* **What is asked**:
List the lines of this listing that hold the word "الذى".

* **Records for the task**:
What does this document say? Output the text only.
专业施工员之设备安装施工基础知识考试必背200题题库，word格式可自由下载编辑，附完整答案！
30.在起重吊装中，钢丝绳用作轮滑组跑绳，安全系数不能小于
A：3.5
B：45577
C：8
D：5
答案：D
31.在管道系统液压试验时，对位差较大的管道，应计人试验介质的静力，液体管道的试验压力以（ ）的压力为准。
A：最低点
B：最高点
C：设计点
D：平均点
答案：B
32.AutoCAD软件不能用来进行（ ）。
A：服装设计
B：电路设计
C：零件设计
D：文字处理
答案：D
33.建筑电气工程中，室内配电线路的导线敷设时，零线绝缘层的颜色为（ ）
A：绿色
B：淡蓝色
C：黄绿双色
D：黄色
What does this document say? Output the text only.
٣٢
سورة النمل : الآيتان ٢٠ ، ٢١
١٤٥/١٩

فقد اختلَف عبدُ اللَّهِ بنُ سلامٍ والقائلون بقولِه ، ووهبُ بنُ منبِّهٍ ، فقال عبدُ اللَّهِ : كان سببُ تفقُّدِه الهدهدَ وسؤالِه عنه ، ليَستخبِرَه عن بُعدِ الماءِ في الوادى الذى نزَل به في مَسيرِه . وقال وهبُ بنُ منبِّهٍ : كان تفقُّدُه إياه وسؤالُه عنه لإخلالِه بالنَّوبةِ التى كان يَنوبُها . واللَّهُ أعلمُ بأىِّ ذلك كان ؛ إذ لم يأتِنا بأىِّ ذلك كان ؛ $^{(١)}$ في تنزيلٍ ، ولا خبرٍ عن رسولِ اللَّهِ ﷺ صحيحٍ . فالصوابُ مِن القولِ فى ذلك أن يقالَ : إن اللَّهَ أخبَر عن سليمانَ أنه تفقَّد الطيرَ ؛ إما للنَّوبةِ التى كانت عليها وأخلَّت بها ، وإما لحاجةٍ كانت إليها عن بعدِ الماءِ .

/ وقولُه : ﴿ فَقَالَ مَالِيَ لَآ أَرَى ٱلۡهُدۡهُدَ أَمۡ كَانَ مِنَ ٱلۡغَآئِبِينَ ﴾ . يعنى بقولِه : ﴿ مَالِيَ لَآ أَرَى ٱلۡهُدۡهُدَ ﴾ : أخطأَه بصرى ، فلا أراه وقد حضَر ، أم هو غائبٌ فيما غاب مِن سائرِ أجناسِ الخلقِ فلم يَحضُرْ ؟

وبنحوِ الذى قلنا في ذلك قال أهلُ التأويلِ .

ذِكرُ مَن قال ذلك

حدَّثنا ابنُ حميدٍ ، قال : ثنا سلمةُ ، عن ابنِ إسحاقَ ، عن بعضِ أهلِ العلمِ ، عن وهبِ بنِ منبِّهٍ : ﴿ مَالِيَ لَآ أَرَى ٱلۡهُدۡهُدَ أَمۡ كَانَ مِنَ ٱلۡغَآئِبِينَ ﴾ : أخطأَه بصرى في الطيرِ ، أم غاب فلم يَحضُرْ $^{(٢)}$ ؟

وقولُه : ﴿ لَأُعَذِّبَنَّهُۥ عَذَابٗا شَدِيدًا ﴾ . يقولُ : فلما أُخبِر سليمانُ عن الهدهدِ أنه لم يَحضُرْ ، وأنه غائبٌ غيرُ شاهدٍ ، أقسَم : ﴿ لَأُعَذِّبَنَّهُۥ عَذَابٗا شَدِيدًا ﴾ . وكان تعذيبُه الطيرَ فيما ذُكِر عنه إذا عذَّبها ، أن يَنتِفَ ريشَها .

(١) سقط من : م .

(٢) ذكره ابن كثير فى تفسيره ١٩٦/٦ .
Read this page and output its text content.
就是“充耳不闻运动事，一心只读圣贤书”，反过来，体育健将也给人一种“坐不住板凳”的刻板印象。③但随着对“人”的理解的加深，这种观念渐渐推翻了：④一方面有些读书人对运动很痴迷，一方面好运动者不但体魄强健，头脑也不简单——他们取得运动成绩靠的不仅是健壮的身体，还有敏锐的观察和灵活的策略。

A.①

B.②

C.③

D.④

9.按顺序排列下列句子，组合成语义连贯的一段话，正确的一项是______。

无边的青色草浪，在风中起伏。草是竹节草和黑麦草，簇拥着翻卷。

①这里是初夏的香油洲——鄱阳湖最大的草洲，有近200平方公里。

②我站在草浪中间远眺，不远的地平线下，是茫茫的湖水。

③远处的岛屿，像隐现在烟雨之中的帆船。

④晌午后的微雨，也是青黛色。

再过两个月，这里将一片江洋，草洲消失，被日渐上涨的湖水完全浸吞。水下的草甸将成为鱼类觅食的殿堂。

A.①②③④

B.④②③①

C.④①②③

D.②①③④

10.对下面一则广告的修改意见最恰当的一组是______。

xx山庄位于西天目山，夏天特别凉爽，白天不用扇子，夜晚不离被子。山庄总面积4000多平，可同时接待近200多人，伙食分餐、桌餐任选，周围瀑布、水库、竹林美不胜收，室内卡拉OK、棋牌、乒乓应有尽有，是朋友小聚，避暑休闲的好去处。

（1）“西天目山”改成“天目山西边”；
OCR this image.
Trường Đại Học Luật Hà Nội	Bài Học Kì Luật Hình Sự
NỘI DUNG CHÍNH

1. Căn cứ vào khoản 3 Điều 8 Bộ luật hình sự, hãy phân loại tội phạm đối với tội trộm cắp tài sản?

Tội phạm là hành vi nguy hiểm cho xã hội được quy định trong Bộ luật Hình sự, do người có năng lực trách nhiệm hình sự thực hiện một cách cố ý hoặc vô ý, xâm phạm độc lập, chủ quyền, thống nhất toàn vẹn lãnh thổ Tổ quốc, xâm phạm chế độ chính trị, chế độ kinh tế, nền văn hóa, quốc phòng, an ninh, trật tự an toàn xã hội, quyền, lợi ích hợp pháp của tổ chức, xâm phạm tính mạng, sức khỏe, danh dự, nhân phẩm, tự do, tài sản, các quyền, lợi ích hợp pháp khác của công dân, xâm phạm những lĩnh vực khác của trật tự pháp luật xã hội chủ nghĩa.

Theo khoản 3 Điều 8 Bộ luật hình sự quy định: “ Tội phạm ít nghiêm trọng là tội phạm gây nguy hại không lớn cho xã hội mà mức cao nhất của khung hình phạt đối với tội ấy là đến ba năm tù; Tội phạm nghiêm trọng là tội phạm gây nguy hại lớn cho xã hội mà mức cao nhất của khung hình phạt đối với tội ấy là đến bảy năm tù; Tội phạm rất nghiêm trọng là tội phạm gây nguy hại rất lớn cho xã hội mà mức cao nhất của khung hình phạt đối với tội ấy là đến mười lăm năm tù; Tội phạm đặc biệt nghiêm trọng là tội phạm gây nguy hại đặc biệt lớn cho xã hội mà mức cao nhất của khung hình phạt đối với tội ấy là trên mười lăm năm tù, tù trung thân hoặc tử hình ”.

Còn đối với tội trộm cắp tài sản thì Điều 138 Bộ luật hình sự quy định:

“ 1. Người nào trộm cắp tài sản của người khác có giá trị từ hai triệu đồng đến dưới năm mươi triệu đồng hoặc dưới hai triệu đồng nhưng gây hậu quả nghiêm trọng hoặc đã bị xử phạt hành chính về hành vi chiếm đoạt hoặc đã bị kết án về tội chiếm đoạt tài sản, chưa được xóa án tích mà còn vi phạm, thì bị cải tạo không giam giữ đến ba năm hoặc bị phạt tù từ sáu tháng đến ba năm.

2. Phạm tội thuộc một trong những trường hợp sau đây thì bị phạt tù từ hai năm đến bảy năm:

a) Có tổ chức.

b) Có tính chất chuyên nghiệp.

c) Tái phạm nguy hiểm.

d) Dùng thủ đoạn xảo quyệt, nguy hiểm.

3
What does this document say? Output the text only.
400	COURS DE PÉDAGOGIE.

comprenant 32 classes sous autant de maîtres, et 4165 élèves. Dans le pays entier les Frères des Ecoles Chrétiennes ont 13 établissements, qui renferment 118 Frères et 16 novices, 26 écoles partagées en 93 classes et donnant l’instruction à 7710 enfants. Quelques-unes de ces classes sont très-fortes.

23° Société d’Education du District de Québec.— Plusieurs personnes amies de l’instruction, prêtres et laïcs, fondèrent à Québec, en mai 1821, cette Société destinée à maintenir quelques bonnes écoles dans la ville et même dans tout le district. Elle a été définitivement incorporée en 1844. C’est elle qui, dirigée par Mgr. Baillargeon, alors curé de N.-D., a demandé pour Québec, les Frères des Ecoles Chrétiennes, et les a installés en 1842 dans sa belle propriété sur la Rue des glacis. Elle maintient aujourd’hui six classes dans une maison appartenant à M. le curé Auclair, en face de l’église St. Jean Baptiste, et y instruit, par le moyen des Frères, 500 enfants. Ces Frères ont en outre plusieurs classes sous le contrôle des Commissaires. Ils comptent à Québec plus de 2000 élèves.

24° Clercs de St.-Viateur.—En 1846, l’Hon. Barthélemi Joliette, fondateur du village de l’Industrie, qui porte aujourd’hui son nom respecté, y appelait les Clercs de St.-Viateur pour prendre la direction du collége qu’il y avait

* **Correct answer**:
فقد اختلَف عبدُ اللَّهِ بنُ سلامٍ والقائلون بقولِه ، ووهبُ بنُ منبِّهٍ ، فقال عبدُ اللَّهِ : كان سببُ تفقُّدِه الهدهدَ وسؤالِه عنه ، ليَستخبِرَه عن بُعدِ الماءِ في الوادى الذى نزَل به في مَسيرِه . وقال وهبُ بنُ منبِّهٍ : كان تفقُّدُه إياه وسؤالُه عنه لإخلالِه بالنَّوبةِ التى كان يَنوبُها . واللَّهُ أعلمُ بأىِّ ذلك كان ؛ إذ لم يأتِنا بأىِّ ذلك كان ؛ $^{(١)}$ في تنزيلٍ ، ولا خبرٍ عن رسولِ اللَّهِ ﷺ صحيحٍ . فالصوابُ مِن القولِ فى ذلك أن يقالَ : إن اللَّهَ أخبَر عن سليمانَ أنه تفقَّد الطيرَ ؛ إما للنَّوبةِ التى كانت عليها وأخلَّت بها ، وإما لحاجةٍ كانت إليها عن بعدِ الماءِ .
وبنحوِ الذى قلنا في ذلك قال أهلُ التأويلِ .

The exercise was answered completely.